**Dataset content**
————————

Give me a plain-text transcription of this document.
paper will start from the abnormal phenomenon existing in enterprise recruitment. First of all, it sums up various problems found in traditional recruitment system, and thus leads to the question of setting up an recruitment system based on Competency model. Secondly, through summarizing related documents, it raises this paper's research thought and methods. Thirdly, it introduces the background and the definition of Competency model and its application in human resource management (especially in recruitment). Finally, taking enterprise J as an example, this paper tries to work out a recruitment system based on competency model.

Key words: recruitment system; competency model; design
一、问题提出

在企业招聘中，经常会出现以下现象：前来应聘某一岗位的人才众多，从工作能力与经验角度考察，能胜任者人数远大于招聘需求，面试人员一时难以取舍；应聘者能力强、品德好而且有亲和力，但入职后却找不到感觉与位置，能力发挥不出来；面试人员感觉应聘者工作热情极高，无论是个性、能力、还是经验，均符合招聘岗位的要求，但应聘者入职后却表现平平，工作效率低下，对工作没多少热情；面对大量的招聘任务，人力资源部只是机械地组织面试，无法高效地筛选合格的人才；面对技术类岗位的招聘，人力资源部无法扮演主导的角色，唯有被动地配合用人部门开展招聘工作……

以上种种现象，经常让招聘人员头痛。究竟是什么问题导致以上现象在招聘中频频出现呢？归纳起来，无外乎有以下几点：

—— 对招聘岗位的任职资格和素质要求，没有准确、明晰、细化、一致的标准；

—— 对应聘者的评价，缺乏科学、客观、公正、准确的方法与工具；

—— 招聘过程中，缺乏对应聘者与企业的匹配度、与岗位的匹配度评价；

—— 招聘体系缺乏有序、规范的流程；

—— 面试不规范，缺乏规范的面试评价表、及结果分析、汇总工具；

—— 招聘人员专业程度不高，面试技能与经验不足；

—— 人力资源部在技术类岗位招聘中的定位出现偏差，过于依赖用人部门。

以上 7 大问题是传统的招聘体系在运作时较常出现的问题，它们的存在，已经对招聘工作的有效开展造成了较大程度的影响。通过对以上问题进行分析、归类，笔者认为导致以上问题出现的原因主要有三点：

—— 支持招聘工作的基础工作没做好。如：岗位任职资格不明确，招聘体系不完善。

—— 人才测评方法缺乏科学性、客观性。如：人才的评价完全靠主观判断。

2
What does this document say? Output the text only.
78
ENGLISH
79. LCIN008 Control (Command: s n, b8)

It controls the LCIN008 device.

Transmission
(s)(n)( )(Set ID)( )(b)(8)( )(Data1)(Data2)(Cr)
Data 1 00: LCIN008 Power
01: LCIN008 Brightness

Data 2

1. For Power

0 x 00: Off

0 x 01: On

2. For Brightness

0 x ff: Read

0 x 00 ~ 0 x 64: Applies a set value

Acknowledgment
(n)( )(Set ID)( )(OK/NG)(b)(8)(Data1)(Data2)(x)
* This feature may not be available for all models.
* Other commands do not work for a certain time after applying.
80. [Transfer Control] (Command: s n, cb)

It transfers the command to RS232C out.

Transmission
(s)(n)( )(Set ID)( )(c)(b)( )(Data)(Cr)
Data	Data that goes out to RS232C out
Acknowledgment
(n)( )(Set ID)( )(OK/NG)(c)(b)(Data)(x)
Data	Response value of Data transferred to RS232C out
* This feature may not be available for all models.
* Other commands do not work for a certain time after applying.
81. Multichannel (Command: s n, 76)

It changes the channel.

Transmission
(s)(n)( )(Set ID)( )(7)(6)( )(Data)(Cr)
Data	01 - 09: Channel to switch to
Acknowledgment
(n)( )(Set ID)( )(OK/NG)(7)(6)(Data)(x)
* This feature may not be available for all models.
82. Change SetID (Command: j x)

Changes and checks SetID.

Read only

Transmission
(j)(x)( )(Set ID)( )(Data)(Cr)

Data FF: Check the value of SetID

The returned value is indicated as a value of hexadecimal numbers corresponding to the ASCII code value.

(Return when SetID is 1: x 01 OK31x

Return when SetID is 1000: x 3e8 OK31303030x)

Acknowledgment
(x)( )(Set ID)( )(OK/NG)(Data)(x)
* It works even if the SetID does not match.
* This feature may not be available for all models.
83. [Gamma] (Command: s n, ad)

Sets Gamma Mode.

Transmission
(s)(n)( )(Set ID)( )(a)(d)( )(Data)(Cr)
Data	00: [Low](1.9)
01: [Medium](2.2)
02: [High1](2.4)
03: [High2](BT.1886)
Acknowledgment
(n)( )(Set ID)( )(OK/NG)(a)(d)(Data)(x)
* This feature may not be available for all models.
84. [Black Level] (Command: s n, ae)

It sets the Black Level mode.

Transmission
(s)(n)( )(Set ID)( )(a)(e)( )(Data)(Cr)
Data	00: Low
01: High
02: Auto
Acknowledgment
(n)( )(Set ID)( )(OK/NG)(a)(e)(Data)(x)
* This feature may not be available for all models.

————————

**Exercise description**
Repeat every line of the records above exactly.

**Answer**
Give me a plain-text transcription of this document.
paper will start from the abnormal phenomenon existing in enterprise recruitment. First of all, it sums up various problems found in traditional recruitment system, and thus leads to the question of setting up an recruitment system based on Competency model. Secondly, through summarizing related documents, it raises this paper's research thought and methods. Thirdly, it introduces the background and the definition of Competency model and its application in human resource management (especially in recruitment). Finally, taking enterprise J as an example, this paper tries to work out a recruitment system based on competency model.

Key words: recruitment system; competency model; design
一、问题提出

在企业招聘中，经常会出现以下现象：前来应聘某一岗位的人才众多，从工作能力与经验角度考察，能胜任者人数远大于招聘需求，面试人员一时难以取舍；应聘者能力强、品德好而且有亲和力，但入职后却找不到感觉与位置，能力发挥不出来；面试人员感觉应聘者工作热情极高，无论是个性、能力、还是经验，均符合招聘岗位的要求，但应聘者入职后却表现平平，工作效率低下，对工作没多少热情；面对大量的招聘任务，人力资源部只是机械地组织面试，无法高效地筛选合格的人才；面对技术类岗位的招聘，人力资源部无法扮演主导的角色，唯有被动地配合用人部门开展招聘工作……

以上种种现象，经常让招聘人员头痛。究竟是什么问题导致以上现象在招聘中频频出现呢？归纳起来，无外乎有以下几点：

—— 对招聘岗位的任职资格和素质要求，没有准确、明晰、细化、一致的标准；

—— 对应聘者的评价，缺乏科学、客观、公正、准确的方法与工具；

—— 招聘过程中，缺乏对应聘者与企业的匹配度、与岗位的匹配度评价；

—— 招聘体系缺乏有序、规范的流程；

—— 面试不规范，缺乏规范的面试评价表、及结果分析、汇总工具；

—— 招聘人员专业程度不高，面试技能与经验不足；

—— 人力资源部在技术类岗位招聘中的定位出现偏差，过于依赖用人部门。

以上 7 大问题是传统的招聘体系在运作时较常出现的问题，它们的存在，已经对招聘工作的有效开展造成了较大程度的影响。通过对以上问题进行分析、归类，笔者认为导致以上问题出现的原因主要有三点：

—— 支持招聘工作的基础工作没做好。如：岗位任职资格不明确，招聘体系不完善。

—— 人才测评方法缺乏科学性、客观性。如：人才的评价完全靠主观判断。

2
What does this document say? Output the text only.
78
ENGLISH
79. LCIN008 Control (Command: s n, b8)

It controls the LCIN008 device.

Transmission
(s)(n)( )(Set ID)( )(b)(8)( )(Data1)(Data2)(Cr)
Data 1 00: LCIN008 Power
01: LCIN008 Brightness

Data 2

1. For Power

0 x 00: Off

0 x 01: On

2. For Brightness

0 x ff: Read

0 x 00 ~ 0 x 64: Applies a set value

Acknowledgment
(n)( )(Set ID)( )(OK/NG)(b)(8)(Data1)(Data2)(x)
* This feature may not be available for all models.
* Other commands do not work for a certain time after applying.
80. [Transfer Control] (Command: s n, cb)

It transfers the command to RS232C out.

Transmission
(s)(n)( )(Set ID)( )(c)(b)( )(Data)(Cr)
Data	Data that goes out to RS232C out
Acknowledgment
(n)( )(Set ID)( )(OK/NG)(c)(b)(Data)(x)
Data	Response value of Data transferred to RS232C out
* This feature may not be available for all models.
* Other commands do not work for a certain time after applying.
81. Multichannel (Command: s n, 76)

It changes the channel.

Transmission
(s)(n)( )(Set ID)( )(7)(6)( )(Data)(Cr)
Data	01 - 09: Channel to switch to
Acknowledgment
(n)( )(Set ID)( )(OK/NG)(7)(6)(Data)(x)
* This feature may not be available for all models.
82. Change SetID (Command: j x)

Changes and checks SetID.

Read only

Transmission
(j)(x)( )(Set ID)( )(Data)(Cr)

Data FF: Check the value of SetID

The returned value is indicated as a value of hexadecimal numbers corresponding to the ASCII code value.

(Return when SetID is 1: x 01 OK31x

Return when SetID is 1000: x 3e8 OK31303030x)

Acknowledgment
(x)( )(Set ID)( )(OK/NG)(Data)(x)
* It works even if the SetID does not match.
* This feature may not be available for all models.
83. [Gamma] (Command: s n, ad)

Sets Gamma Mode.

Transmission
(s)(n)( )(Set ID)( )(a)(d)( )(Data)(Cr)
Data	00: [Low](1.9)
01: [Medium](2.2)
02: [High1](2.4)
03: [High2](BT.1886)
Acknowledgment
(n)( )(Set ID)( )(OK/NG)(a)(d)(Data)(x)
* This feature may not be available for all models.
84. [Black Level] (Command: s n, ae)

It sets the Black Level mode.

Transmission
(s)(n)( )(Set ID)( )(a)(e)( )(Data)(Cr)
Data	00: Low
01: High
02: Auto
Acknowledgment
(n)( )(Set ID)( )(OK/NG)(a)(e)(Data)(x)
* This feature may not be available for all models.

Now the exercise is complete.